Write out every entry word for word.

Collected data:
....................

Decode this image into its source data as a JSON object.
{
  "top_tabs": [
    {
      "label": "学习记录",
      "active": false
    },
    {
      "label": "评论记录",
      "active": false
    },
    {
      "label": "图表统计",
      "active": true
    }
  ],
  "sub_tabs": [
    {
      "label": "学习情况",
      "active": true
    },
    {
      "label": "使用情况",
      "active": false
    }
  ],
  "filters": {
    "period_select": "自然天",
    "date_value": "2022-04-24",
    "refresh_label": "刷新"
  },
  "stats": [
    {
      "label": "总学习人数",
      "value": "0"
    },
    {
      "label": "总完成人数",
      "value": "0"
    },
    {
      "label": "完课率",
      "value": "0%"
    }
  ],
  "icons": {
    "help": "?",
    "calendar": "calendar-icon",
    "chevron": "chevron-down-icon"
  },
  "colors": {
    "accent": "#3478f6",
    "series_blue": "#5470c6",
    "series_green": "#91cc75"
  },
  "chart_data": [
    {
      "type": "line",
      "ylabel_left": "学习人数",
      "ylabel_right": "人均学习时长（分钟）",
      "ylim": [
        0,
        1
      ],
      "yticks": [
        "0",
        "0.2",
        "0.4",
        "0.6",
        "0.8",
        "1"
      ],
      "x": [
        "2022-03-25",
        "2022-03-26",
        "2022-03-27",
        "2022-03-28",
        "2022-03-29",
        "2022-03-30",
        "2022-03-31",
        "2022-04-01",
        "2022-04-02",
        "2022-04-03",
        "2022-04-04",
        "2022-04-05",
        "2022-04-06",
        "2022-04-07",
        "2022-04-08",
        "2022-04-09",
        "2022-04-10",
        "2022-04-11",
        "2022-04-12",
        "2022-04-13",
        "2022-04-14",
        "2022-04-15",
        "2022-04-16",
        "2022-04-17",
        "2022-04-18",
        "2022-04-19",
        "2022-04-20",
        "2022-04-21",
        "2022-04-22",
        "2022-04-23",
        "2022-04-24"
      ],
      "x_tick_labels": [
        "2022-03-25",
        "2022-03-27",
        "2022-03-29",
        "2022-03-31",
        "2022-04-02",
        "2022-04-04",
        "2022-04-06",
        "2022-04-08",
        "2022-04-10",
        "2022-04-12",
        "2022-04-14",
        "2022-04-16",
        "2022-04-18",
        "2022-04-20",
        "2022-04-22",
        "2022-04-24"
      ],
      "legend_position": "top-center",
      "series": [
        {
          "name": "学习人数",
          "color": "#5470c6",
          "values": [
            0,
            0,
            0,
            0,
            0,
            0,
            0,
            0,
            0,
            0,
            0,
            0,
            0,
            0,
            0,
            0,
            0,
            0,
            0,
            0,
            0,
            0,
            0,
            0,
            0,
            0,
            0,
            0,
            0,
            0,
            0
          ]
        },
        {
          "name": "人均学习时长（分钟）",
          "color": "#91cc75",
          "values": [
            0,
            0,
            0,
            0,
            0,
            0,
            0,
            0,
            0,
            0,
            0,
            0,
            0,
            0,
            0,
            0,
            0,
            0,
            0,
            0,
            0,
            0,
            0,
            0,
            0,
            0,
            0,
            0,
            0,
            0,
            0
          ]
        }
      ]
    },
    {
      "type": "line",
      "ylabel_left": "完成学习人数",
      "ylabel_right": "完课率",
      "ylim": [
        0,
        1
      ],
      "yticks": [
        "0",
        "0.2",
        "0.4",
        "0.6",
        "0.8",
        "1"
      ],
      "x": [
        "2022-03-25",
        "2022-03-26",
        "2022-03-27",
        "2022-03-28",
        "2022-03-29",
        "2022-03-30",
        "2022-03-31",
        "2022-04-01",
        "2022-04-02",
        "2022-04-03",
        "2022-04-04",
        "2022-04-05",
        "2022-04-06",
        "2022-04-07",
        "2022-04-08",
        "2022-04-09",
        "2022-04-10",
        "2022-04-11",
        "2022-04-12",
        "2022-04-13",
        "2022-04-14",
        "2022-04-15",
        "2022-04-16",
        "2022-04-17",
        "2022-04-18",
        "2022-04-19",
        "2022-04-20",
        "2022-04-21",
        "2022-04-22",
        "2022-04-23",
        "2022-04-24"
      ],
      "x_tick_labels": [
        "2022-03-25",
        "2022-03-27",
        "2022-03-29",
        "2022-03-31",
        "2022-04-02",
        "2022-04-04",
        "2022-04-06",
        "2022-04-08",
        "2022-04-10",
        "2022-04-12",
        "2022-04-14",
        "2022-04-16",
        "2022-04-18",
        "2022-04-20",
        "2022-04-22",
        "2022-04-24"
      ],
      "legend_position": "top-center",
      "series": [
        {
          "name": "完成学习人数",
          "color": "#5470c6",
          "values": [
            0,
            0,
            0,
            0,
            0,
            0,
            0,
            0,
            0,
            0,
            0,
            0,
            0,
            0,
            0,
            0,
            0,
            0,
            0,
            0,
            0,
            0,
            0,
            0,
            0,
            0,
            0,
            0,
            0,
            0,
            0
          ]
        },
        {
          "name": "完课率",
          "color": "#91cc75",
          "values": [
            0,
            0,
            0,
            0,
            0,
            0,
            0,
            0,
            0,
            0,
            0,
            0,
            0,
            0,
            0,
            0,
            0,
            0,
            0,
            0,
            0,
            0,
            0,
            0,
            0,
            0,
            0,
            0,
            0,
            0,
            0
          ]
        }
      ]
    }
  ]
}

....................

### Response for this exercise:
Decode this image into its source data as a JSON object.
{
  "top_tabs": [
    {
      "label": "学习记录",
      "active": false
    },
    {
      "label": "评论记录",
      "active": false
    },
    {
      "label": "图表统计",
      "active": true
    }
  ],
  "sub_tabs": [
    {
      "label": "学习情况",
      "active": true
    },
    {
      "label": "使用情况",
      "active": false
    }
  ],
  "filters": {
    "period_select": "自然天",
    "date_value": "2022-04-24",
    "refresh_label": "刷新"
  },
  "stats": [
    {
      "label": "总学习人数",
      "value": "0"
    },
    {
      "label": "总完成人数",
      "value": "0"
    },
    {
      "label": "完课率",
      "value": "0%"
    }
  ],
  "icons": {
    "help": "?",
    "calendar": "calendar-icon",
    "chevron": "chevron-down-icon"
  },
  "colors": {
    "accent": "#3478f6",
    "series_blue": "#5470c6",
    "series_green": "#91cc75"
  },
  "chart_data": [
    {
      "type": "line",
      "ylabel_left": "学习人数",
      "ylabel_right": "人均学习时长（分钟）",
      "ylim": [
        0,
        1
      ],
      "yticks": [
        "0",
        "0.2",
        "0.4",
        "0.6",
        "0.8",
        "1"
      ],
      "x": [
        "2022-03-25",
        "2022-03-26",
        "2022-03-27",
        "2022-03-28",
        "2022-03-29",
        "2022-03-30",
        "2022-03-31",
        "2022-04-01",
        "2022-04-02",
        "2022-04-03",
        "2022-04-04",
        "2022-04-05",
        "2022-04-06",
        "2022-04-07",
        "2022-04-08",
        "2022-04-09",
        "2022-04-10",
        "2022-04-11",
        "2022-04-12",
        "2022-04-13",
        "2022-04-14",
        "2022-04-15",
        "2022-04-16",
        "2022-04-17",
        "2022-04-18",
        "2022-04-19",
        "2022-04-20",
        "2022-04-21",
        "2022-04-22",
        "2022-04-23",
        "2022-04-24"
      ],
      "x_tick_labels": [
        "2022-03-25",
        "2022-03-27",
        "2022-03-29",
        "2022-03-31",
        "2022-04-02",
        "2022-04-04",
        "2022-04-06",
        "2022-04-08",
        "2022-04-10",
        "2022-04-12",
        "2022-04-14",
        "2022-04-16",
        "2022-04-18",
        "2022-04-20",
        "2022-04-22",
        "2022-04-24"
      ],
      "legend_position": "top-center",
      "series": [
        {
          "name": "学习人数",
          "color": "#5470c6",
          "values": [
            0,
            0,
            0,
            0,
            0,
            0,
            0,
            0,
            0,
            0,
            0,
            0,
            0,
            0,
            0,
            0,
            0,
            0,
            0,
            0,
            0,
            0,
            0,
            0,
            0,
            0,
            0,
            0,
            0,
            0,
            0
          ]
        },
        {
          "name": "人均学习时长（分钟）",
          "color": "#91cc75",
          "values": [
            0,
            0,
            0,
            0,
            0,
            0,
            0,
            0,
            0,
            0,
            0,
            0,
            0,
            0,
            0,
            0,
            0,
            0,
            0,
            0,
            0,
            0,
            0,
            0,
            0,
            0,
            0,
            0,
            0,
            0,
            0
          ]
        }
      ]
    },
    {
      "type": "line",
      "ylabel_left": "完成学习人数",
      "ylabel_right": "完课率",
      "ylim": [
        0,
        1
      ],
      "yticks": [
        "0",
        "0.2",
        "0.4",
        "0.6",
        "0.8",
        "1"
      ],
      "x": [
        "2022-03-25",
        "2022-03-26",
        "2022-03-27",
        "2022-03-28",
        "2022-03-29",
        "2022-03-30",
        "2022-03-31",
        "2022-04-01",
        "2022-04-02",
        "2022-04-03",
        "2022-04-04",
        "2022-04-05",
        "2022-04-06",
        "2022-04-07",
        "2022-04-08",
        "2022-04-09",
        "2022-04-10",
        "2022-04-11",
        "2022-04-12",
        "2022-04-13",
        "2022-04-14",
        "2022-04-15",
        "2022-04-16",
        "2022-04-17",
        "2022-04-18",
        "2022-04-19",
        "2022-04-20",
        "2022-04-21",
        "2022-04-22",
        "2022-04-23",
        "2022-04-24"
      ],
      "x_tick_labels": [
        "2022-03-25",
        "2022-03-27",
        "2022-03-29",
        "2022-03-31",
        "2022-04-02",
        "2022-04-04",
        "2022-04-06",
        "2022-04-08",
        "2022-04-10",
        "2022-04-12",
        "2022-04-14",
        "2022-04-16",
        "2022-04-18",
        "2022-04-20",
        "2022-04-22",
        "2022-04-24"
      ],
      "legend_position": "top-center",
      "series": [
        {
          "name": "完成学习人数",
          "color": "#5470c6",
          "values": [
            0,
            0,
            0,
            0,
            0,
            0,
            0,
            0,
            0,
            0,
            0,
            0,
            0,
            0,
            0,
            0,
            0,
            0,
            0,
            0,
            0,
            0,
            0,
            0,
            0,
            0,
            0,
            0,
            0,
            0,
            0
          ]
        },
        {
          "name": "完课率",
          "color": "#91cc75",
          "values": [
            0,
            0,
            0,
            0,
            0,
            0,
            0,
            0,
            0,
            0,
            0,
            0,
            0,
            0,
            0,
            0,
            0,
            0,
            0,
            0,
            0,
            0,
            0,
            0,
            0,
            0,
            0,
            0,
            0,
            0,
            0
          ]
        }
      ]
    }
  ]
}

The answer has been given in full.